Saved entries
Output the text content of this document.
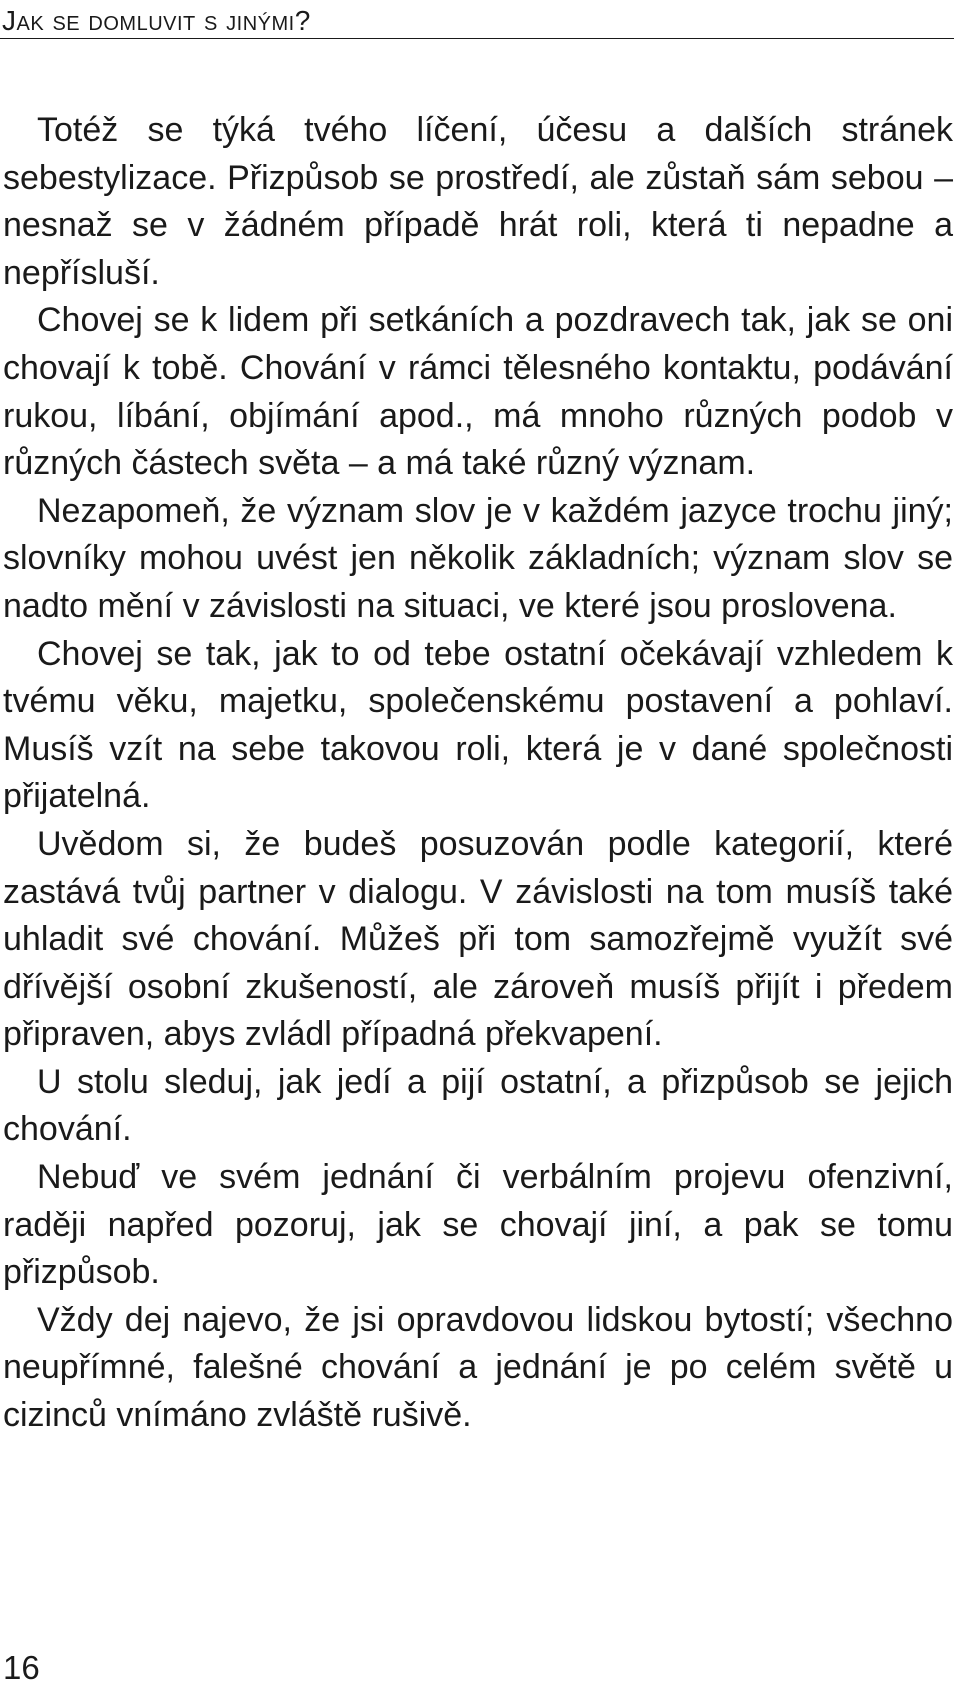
Jak se domluvit s jinými?

Totéž se týká tvého líčení, účesu a dalších stránek sebestylizace. Přizpůsob se prostředí, ale zůstaň sám sebou – nesnaž se v žádném případě hrát roli, která ti nepadne a nepřísluší.

Chovej se k lidem při setkáních a pozdravech tak, jak se oni chovají k tobě. Chování v rámci tělesného kontaktu, podávání rukou, líbání, objímání apod., má mnoho různých podob v různých částech světa – a má také různý význam.

Nezapomeň, že význam slov je v každém jazyce trochu jiný; slovníky mohou uvést jen několik základních; význam slov se nadto mění v závislosti na situaci, ve které jsou proslovena.

Chovej se tak, jak to od tebe ostatní očekávají vzhledem k tvému věku, majetku, společenskému postavení a pohlaví. Musíš vzít na sebe takovou roli, která je v dané společnosti přijatelná.

Uvědom si, že budeš posuzován podle kategorií, které zastává tvůj partner v dialogu. V závislosti na tom musíš také uhladit své chování. Můžeš při tom samozřejmě využít své dřívější osobní zkušeností, ale zároveň musíš přijít i předem připraven, abys zvládl případná překvapení.

U stolu sleduj, jak jedí a pijí ostatní, a přizpůsob se jejich chování.

Nebuď ve svém jednání či verbálním projevu ofenzivní, raději napřed pozoruj, jak se chovají jiní, a pak se tomu přizpůsob.

Vždy dej najevo, že jsi opravdovou lidskou bytostí; všechno neupřímné, falešné chování a jednání je po celém světě u cizinců vnímáno zvláště rušivě.

16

▶ [GIVEN REQUEST]:
Report only how many lines in the entries contain "která".

▶ [EXERCISE RESULT]:
2